■ DATA SHOWN

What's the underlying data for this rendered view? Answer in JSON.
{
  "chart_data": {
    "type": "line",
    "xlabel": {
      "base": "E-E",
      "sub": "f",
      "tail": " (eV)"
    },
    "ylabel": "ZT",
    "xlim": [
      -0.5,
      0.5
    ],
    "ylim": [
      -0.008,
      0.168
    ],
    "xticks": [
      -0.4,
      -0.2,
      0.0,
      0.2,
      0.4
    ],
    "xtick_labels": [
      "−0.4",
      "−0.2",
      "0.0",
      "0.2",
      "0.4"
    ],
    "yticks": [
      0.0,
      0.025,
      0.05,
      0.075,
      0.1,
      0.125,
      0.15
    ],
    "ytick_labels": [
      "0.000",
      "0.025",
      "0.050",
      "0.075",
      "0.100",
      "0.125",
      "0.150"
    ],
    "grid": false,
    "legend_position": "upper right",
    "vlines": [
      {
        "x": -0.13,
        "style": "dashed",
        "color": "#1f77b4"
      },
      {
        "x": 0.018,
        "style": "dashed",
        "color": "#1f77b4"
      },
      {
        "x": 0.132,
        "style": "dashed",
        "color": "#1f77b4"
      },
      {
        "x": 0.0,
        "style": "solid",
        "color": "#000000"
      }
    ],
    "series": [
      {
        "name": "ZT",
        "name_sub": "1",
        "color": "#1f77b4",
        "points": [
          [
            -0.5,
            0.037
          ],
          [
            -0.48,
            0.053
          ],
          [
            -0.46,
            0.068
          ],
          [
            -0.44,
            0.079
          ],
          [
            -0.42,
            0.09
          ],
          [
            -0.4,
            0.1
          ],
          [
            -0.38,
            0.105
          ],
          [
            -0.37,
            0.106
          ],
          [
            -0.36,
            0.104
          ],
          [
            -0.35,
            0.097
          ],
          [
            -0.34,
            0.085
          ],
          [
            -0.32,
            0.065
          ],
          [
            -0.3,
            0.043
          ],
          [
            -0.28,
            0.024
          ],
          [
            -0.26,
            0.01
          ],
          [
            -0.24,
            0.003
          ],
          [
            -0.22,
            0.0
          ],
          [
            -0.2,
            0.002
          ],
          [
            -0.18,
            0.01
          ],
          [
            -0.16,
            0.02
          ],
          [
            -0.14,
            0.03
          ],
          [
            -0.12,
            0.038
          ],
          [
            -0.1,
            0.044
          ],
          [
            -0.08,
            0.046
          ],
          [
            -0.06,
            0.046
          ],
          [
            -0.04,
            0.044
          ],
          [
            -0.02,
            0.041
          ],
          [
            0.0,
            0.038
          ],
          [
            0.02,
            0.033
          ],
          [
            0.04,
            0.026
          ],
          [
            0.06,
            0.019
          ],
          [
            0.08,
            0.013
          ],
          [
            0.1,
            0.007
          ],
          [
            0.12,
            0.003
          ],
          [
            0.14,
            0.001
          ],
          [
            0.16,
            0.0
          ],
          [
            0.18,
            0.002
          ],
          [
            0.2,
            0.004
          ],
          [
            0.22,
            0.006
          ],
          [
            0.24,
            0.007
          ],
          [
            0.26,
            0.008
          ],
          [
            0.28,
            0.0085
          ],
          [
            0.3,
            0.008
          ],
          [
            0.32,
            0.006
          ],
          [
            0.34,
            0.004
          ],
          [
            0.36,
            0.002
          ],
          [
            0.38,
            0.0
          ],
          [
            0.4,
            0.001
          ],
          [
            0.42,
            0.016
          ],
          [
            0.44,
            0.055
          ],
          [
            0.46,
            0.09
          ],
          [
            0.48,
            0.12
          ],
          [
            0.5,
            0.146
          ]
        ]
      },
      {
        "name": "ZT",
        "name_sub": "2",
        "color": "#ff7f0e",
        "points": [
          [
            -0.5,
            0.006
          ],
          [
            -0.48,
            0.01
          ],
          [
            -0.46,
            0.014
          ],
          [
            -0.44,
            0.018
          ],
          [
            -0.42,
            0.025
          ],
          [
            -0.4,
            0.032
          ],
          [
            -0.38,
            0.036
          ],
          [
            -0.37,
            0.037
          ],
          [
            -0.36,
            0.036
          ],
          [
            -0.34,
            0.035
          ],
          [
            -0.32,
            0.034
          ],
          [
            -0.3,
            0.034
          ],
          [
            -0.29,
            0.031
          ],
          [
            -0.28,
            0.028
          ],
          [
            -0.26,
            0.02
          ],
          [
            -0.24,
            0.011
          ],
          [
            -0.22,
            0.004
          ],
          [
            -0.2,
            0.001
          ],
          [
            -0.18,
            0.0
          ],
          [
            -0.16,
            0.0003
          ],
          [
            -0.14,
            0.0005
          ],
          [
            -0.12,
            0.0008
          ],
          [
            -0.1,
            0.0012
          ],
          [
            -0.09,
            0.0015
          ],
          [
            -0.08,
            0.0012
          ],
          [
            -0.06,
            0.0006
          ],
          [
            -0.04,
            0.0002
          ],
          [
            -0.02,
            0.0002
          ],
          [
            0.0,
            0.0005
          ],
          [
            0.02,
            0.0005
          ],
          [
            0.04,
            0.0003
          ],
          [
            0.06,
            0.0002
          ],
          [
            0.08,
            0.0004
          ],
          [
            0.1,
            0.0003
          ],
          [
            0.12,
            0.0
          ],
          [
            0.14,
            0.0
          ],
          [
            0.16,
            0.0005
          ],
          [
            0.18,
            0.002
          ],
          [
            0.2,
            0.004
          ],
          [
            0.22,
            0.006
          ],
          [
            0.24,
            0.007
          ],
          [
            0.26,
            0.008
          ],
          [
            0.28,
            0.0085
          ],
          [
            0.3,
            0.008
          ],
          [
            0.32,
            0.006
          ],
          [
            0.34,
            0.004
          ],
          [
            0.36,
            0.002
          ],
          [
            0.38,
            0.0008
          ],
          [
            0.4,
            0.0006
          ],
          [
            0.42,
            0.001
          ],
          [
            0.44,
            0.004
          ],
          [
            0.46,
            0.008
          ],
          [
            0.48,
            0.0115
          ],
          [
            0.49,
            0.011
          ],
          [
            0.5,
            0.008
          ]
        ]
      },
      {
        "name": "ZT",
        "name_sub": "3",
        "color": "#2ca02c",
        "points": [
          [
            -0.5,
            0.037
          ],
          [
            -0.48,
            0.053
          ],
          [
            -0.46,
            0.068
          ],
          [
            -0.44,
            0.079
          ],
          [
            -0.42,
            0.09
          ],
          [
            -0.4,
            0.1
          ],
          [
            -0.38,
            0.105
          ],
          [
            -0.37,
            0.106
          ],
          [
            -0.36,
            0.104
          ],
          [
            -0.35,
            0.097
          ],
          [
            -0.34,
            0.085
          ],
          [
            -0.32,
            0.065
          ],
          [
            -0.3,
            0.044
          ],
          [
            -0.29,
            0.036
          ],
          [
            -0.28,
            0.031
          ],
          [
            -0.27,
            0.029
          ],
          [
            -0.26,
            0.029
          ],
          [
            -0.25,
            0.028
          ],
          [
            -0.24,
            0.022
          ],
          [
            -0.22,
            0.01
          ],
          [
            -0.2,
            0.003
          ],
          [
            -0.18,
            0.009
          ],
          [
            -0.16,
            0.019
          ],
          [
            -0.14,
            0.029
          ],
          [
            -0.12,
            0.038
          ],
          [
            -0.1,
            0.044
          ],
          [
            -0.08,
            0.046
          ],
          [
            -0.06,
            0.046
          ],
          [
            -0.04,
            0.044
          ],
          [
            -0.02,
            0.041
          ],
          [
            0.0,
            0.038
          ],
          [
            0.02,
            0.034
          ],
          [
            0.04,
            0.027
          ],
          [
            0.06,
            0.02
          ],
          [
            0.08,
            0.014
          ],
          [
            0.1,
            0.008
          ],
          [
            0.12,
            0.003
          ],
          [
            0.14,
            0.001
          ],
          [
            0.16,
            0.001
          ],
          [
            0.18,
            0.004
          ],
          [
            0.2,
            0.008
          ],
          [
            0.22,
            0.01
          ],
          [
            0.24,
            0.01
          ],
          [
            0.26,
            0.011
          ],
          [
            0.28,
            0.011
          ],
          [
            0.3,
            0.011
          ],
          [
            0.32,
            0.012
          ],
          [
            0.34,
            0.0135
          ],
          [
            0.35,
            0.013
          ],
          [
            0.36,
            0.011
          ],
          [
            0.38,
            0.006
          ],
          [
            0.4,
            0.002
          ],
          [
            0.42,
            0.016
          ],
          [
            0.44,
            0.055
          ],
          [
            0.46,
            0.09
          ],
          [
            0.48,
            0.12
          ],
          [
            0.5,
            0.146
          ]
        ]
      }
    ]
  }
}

■ TASK PROMPT
Provide only the number of lines in the records containing the string "color".

■ OUTPUT
7